*Exercise details:* Check each line below for the word "this", and copy those that have it.

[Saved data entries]
↓

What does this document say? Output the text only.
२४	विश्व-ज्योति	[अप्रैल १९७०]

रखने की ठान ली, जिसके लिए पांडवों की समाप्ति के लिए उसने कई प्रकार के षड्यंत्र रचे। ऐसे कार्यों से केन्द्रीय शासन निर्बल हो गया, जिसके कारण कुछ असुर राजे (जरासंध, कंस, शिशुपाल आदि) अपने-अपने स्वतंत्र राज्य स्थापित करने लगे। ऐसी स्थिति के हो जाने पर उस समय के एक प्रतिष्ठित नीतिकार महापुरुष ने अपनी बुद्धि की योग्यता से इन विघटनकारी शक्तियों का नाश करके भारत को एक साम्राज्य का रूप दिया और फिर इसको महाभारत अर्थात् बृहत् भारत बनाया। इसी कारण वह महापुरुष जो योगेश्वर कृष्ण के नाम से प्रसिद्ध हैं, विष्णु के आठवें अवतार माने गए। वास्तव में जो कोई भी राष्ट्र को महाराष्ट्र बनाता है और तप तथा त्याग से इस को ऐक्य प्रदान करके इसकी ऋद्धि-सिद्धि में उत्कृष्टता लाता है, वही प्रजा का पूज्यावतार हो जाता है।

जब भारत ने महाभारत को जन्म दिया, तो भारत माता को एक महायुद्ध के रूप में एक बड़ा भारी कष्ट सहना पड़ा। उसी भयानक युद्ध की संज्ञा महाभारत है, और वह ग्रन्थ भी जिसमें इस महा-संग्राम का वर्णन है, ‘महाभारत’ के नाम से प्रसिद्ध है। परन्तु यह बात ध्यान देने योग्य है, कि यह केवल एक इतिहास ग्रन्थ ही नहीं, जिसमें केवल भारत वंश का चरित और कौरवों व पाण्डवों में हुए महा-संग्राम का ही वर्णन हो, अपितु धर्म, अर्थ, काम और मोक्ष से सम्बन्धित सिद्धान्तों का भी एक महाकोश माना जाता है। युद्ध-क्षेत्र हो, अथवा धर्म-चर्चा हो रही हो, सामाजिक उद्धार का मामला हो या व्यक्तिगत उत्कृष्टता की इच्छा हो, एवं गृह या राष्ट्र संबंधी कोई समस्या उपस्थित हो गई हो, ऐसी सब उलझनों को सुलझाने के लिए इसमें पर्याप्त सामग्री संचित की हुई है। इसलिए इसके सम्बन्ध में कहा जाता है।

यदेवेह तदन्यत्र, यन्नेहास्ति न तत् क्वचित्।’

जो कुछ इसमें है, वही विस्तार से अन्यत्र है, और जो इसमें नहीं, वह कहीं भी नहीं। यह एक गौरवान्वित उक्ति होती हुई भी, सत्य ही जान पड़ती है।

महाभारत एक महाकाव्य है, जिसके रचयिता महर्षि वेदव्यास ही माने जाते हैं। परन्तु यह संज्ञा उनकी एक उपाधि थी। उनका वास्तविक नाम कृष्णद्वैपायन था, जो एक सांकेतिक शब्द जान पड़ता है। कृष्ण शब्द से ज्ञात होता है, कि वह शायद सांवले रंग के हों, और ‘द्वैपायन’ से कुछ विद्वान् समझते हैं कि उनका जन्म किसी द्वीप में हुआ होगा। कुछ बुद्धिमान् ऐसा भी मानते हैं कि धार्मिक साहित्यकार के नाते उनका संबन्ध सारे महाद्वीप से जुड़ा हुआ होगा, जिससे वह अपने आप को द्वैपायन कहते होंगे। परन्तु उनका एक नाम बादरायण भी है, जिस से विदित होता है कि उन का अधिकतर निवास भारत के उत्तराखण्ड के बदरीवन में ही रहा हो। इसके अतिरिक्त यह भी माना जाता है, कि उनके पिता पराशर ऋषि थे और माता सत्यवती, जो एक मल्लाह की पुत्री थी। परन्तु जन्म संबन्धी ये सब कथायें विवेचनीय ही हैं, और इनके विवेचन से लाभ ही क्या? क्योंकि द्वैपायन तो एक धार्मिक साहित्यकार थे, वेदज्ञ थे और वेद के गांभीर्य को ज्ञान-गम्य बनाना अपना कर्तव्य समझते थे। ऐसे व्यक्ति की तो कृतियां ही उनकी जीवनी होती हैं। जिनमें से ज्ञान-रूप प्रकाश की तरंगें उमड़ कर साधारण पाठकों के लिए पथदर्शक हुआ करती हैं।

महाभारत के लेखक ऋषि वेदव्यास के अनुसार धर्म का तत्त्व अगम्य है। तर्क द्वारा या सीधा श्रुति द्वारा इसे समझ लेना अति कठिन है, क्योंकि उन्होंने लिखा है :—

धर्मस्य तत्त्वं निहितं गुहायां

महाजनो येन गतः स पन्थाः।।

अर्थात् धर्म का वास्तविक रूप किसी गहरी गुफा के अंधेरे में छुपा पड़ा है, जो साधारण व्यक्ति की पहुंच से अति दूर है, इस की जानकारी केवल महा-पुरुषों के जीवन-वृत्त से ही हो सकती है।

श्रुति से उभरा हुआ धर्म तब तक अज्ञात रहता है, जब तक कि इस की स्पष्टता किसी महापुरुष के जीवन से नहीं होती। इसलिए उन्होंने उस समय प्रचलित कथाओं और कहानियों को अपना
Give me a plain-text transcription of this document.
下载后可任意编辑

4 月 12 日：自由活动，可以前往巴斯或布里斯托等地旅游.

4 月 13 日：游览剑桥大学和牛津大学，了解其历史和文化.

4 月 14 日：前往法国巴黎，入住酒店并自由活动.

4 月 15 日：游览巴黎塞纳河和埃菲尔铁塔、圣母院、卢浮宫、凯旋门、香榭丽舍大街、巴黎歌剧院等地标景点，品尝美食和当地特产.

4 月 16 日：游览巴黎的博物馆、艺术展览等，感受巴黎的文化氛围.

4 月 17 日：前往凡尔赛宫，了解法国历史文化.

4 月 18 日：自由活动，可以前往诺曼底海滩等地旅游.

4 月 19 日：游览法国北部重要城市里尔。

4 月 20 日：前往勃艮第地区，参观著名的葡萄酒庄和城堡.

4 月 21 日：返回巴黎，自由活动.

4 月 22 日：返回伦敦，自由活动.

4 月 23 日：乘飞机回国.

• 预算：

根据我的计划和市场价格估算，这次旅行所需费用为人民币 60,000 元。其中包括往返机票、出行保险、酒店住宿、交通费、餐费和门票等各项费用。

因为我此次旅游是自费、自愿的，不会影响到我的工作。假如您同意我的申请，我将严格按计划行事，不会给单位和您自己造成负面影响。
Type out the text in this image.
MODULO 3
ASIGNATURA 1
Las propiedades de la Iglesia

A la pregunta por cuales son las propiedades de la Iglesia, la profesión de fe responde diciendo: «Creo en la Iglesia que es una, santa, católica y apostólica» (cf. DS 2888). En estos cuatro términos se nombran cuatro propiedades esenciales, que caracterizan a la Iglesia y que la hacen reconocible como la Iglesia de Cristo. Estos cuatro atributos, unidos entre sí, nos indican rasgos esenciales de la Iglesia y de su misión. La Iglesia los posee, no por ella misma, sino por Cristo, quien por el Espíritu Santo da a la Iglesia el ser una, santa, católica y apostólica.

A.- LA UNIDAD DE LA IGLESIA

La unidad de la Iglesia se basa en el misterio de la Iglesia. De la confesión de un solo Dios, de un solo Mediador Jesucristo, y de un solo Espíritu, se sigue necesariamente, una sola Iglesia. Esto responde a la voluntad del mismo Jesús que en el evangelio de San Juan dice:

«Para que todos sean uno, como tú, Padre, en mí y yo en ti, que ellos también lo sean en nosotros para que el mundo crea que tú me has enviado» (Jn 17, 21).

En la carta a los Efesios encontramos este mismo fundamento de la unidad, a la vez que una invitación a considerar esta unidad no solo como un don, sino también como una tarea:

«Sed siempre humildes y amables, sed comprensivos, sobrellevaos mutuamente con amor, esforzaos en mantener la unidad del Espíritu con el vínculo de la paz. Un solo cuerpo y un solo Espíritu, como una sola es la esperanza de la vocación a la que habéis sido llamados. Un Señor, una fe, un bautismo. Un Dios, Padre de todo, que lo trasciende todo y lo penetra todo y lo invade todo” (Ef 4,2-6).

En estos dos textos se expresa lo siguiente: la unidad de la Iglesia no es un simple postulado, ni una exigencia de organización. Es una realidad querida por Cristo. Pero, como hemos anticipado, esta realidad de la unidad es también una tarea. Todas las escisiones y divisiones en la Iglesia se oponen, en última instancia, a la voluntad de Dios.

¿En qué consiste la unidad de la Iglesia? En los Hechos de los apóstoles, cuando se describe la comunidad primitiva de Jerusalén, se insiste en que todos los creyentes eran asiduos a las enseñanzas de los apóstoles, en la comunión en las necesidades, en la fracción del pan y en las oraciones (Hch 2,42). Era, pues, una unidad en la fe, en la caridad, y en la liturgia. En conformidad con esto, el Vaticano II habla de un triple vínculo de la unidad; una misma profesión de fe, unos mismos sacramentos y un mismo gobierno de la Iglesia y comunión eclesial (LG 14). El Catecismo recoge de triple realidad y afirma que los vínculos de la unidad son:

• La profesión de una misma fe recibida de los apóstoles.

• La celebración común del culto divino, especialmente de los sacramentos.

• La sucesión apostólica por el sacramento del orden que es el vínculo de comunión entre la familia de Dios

↑

*Full solution:*
What does this document say? Output the text only.
Give me a plain-text transcription of this document.
Type out the text in this image.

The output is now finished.